_Problem details_
Using the records that follow, copy every line containing the word "content".

_Data for the task_
--- Start ---

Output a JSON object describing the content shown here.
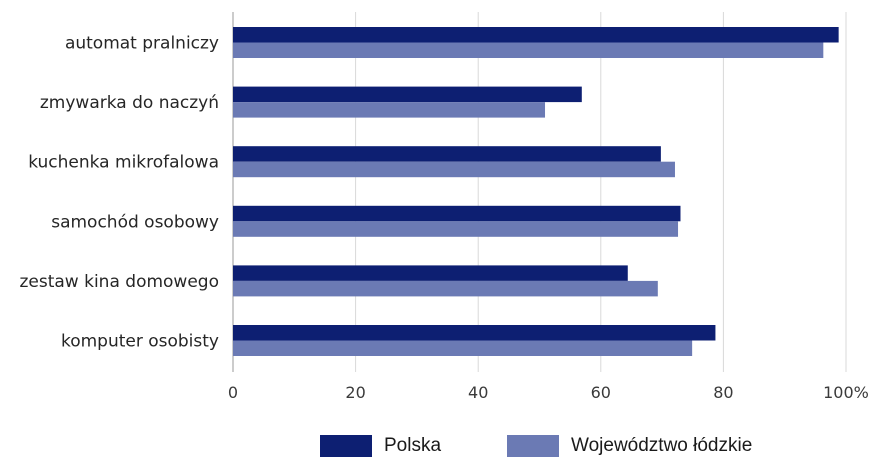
{
  "chart_data": {
    "type": "bar",
    "orientation": "horizontal",
    "categories": [
      "automat pralniczy",
      "zmywarka do naczyń",
      "kuchenka mikrofalowa",
      "samochód osobowy",
      "zestaw kina domowego",
      "komputer osobisty"
    ],
    "series": [
      {
        "name": "Polska",
        "color": "#0d1f72",
        "values": [
          98.8,
          56.9,
          69.8,
          73.0,
          64.4,
          78.7
        ]
      },
      {
        "name": "Województwo łódzkie",
        "color": "#6b7ab4",
        "values": [
          96.3,
          50.9,
          72.1,
          72.6,
          69.3,
          74.9
        ]
      }
    ],
    "xaxis": {
      "min": 0,
      "max": 100,
      "ticks": [
        "0",
        "20",
        "40",
        "60",
        "80",
        "100%"
      ]
    },
    "grid": "vertical",
    "legend": "bottom-center"
  }
}
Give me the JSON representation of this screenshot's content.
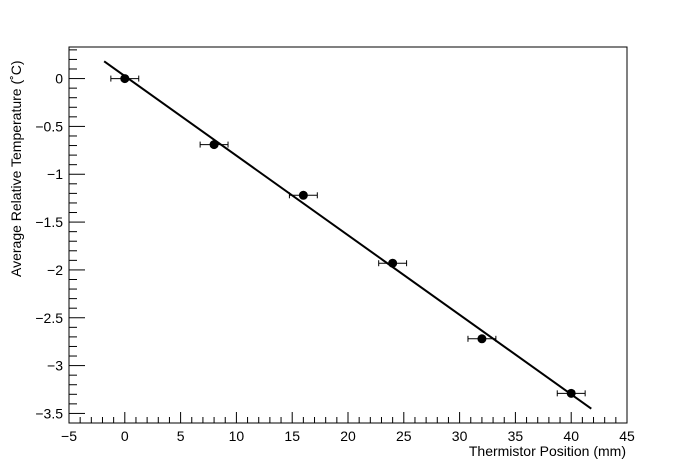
{
  "chart_data": {
    "type": "scatter",
    "title": "",
    "xlabel": "Thermistor Position (mm)",
    "ylabel": "Average Relative Temperature (˚C)",
    "xlim": [
      -5,
      45
    ],
    "ylim": [
      -3.6,
      0.33
    ],
    "xticks": [
      -5,
      0,
      5,
      10,
      15,
      20,
      25,
      30,
      35,
      40,
      45
    ],
    "xtick_labels": [
      "−5",
      "0",
      "5",
      "10",
      "15",
      "20",
      "25",
      "30",
      "35",
      "40",
      "45"
    ],
    "yticks": [
      0,
      -0.5,
      -1,
      -1.5,
      -2,
      -2.5,
      -3,
      -3.5
    ],
    "ytick_labels": [
      "0",
      "−0.5",
      "−1",
      "−1.5",
      "−2",
      "−2.5",
      "−3",
      "−3.5"
    ],
    "grid": false,
    "series": [
      {
        "x": [
          0,
          8,
          16,
          24,
          32,
          40
        ],
        "y": [
          0,
          -0.69,
          -1.22,
          -1.93,
          -2.72,
          -3.29
        ],
        "x_err": [
          1.25,
          1.25,
          1.25,
          1.25,
          1.25,
          1.25
        ],
        "marker": "filled-circle",
        "color": "#000000"
      }
    ],
    "fit_line": {
      "x": [
        -1.85,
        41.8
      ],
      "y": [
        0.18,
        -3.45
      ],
      "color": "#000000"
    }
  }
}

--- End ---

_Answer to this exercise_
Output a JSON object describing the content shown here.
Give me the JSON representation of this screenshot's content.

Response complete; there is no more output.